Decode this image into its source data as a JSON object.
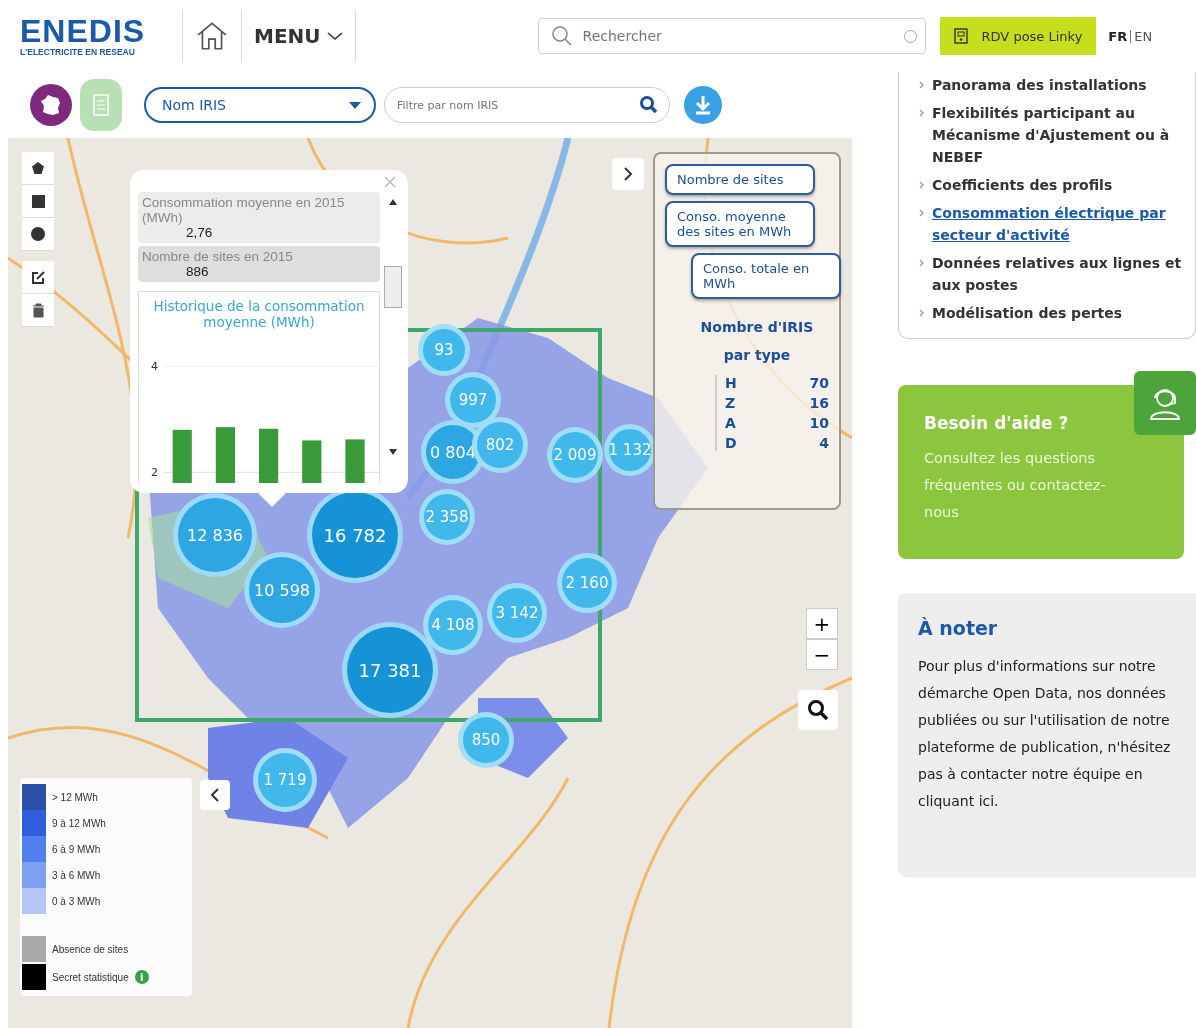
{
  "header": {
    "logo": {
      "name": "ENEDIS",
      "tagline": "L'ELECTRICITE EN RESEAU"
    },
    "menu": "MENU",
    "search": {
      "placeholder": "Rechercher"
    },
    "cta": "RDV pose Linky",
    "languages": [
      {
        "label": "FR",
        "selected": true
      },
      {
        "label": "EN",
        "selected": false
      }
    ]
  },
  "toolbar": {
    "select": "Nom IRIS",
    "filter": {
      "placeholder": "Filtre par nom IRIS"
    }
  },
  "map": {
    "clusters": [
      "93",
      "997",
      "0 804",
      "802",
      "2 009",
      "1 132",
      "12 836",
      "16 782",
      "2 358",
      "10 598",
      "2 160",
      "4 108",
      "3 142",
      "17 381",
      "850",
      "1 719"
    ],
    "popup": {
      "fields": [
        {
          "label": "Consommation moyenne en 2015 (MWh)",
          "value": "2,76"
        },
        {
          "label": "Nombre de sites en 2015",
          "value": "886"
        }
      ],
      "chart_data": {
        "type": "bar",
        "title": "Historique de la consommation moyenne (MWh)",
        "values": [
          2.8,
          2.85,
          2.82,
          2.6,
          2.62
        ],
        "yticks": [
          2,
          4
        ],
        "ylim": [
          1.8,
          4
        ]
      }
    },
    "layers": [
      {
        "label": "Nombre de sites"
      },
      {
        "label": "Conso. moyenne des sites en MWh"
      },
      {
        "label": "Conso. totale en MWh"
      }
    ],
    "iris_types": {
      "title": "Nombre d'IRIS par type",
      "rows": [
        {
          "type": "H",
          "count": "70"
        },
        {
          "type": "Z",
          "count": "16"
        },
        {
          "type": "A",
          "count": "10"
        },
        {
          "type": "D",
          "count": "4"
        }
      ]
    },
    "zoom": {
      "in": "+",
      "out": "−"
    },
    "legend": [
      {
        "label": "> 12 MWh",
        "color": "#2c4fa8"
      },
      {
        "label": "9 à 12 MWh",
        "color": "#2f5fdc"
      },
      {
        "label": "6 à 9 MWh",
        "color": "#4f80ee"
      },
      {
        "label": "3 à 6 MWh",
        "color": "#7d9ff2"
      },
      {
        "label": "0 à 3 MWh",
        "color": "#b3c6f5"
      },
      {
        "label": "Absence de sites",
        "color": "#a9a9a9"
      },
      {
        "label": "Secret statistique",
        "color": "#000000"
      }
    ],
    "legend_info": "i"
  },
  "sidebar": {
    "links": [
      {
        "label": "Panorama des installations",
        "selected": false
      },
      {
        "label": "Flexibilités participant au Mécanisme d'Ajustement ou à NEBEF",
        "selected": false
      },
      {
        "label": "Coefficients des profils",
        "selected": false
      },
      {
        "label": "Consommation électrique par secteur d'activité",
        "selected": true
      },
      {
        "label": "Données relatives aux lignes et aux postes",
        "selected": false
      },
      {
        "label": "Modélisation des pertes",
        "selected": false
      }
    ],
    "help": {
      "title": "Besoin d'aide ?",
      "text": "Consultez les questions fréquentes ou contactez-nous"
    },
    "note": {
      "title": "À noter",
      "text": "Pour plus d'informations sur notre démarche Open Data, nos données publiées ou sur l'utilisation de notre plateforme de publication, n'hésitez pas à contacter notre équipe en cliquant ici."
    }
  }
}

——

Task directions: Transcribe all the records above word for word, without their images.

Solution for this problem:
Decode this image into its source data as a JSON object.
{
  "header": {
    "logo": {
      "name": "ENEDIS",
      "tagline": "L'ELECTRICITE EN RESEAU"
    },
    "menu": "MENU",
    "search": {
      "placeholder": "Rechercher"
    },
    "cta": "RDV pose Linky",
    "languages": [
      {
        "label": "FR",
        "selected": true
      },
      {
        "label": "EN",
        "selected": false
      }
    ]
  },
  "toolbar": {
    "select": "Nom IRIS",
    "filter": {
      "placeholder": "Filtre par nom IRIS"
    }
  },
  "map": {
    "clusters": [
      "93",
      "997",
      "0 804",
      "802",
      "2 009",
      "1 132",
      "12 836",
      "16 782",
      "2 358",
      "10 598",
      "2 160",
      "4 108",
      "3 142",
      "17 381",
      "850",
      "1 719"
    ],
    "popup": {
      "fields": [
        {
          "label": "Consommation moyenne en 2015 (MWh)",
          "value": "2,76"
        },
        {
          "label": "Nombre de sites en 2015",
          "value": "886"
        }
      ],
      "chart_data": {
        "type": "bar",
        "title": "Historique de la consommation moyenne (MWh)",
        "values": [
          2.8,
          2.85,
          2.82,
          2.6,
          2.62
        ],
        "yticks": [
          2,
          4
        ],
        "ylim": [
          1.8,
          4
        ]
      }
    },
    "layers": [
      {
        "label": "Nombre de sites"
      },
      {
        "label": "Conso. moyenne des sites en MWh"
      },
      {
        "label": "Conso. totale en MWh"
      }
    ],
    "iris_types": {
      "title": "Nombre d'IRIS par type",
      "rows": [
        {
          "type": "H",
          "count": "70"
        },
        {
          "type": "Z",
          "count": "16"
        },
        {
          "type": "A",
          "count": "10"
        },
        {
          "type": "D",
          "count": "4"
        }
      ]
    },
    "zoom": {
      "in": "+",
      "out": "−"
    },
    "legend": [
      {
        "label": "> 12 MWh",
        "color": "#2c4fa8"
      },
      {
        "label": "9 à 12 MWh",
        "color": "#2f5fdc"
      },
      {
        "label": "6 à 9 MWh",
        "color": "#4f80ee"
      },
      {
        "label": "3 à 6 MWh",
        "color": "#7d9ff2"
      },
      {
        "label": "0 à 3 MWh",
        "color": "#b3c6f5"
      },
      {
        "label": "Absence de sites",
        "color": "#a9a9a9"
      },
      {
        "label": "Secret statistique",
        "color": "#000000"
      }
    ],
    "legend_info": "i"
  },
  "sidebar": {
    "links": [
      {
        "label": "Panorama des installations",
        "selected": false
      },
      {
        "label": "Flexibilités participant au Mécanisme d'Ajustement ou à NEBEF",
        "selected": false
      },
      {
        "label": "Coefficients des profils",
        "selected": false
      },
      {
        "label": "Consommation électrique par secteur d'activité",
        "selected": true
      },
      {
        "label": "Données relatives aux lignes et aux postes",
        "selected": false
      },
      {
        "label": "Modélisation des pertes",
        "selected": false
      }
    ],
    "help": {
      "title": "Besoin d'aide ?",
      "text": "Consultez les questions fréquentes ou contactez-nous"
    },
    "note": {
      "title": "À noter",
      "text": "Pour plus d'informations sur notre démarche Open Data, nos données publiées ou sur l'utilisation de notre plateforme de publication, n'hésitez pas à contacter notre équipe en cliquant ici."
    }
  }
}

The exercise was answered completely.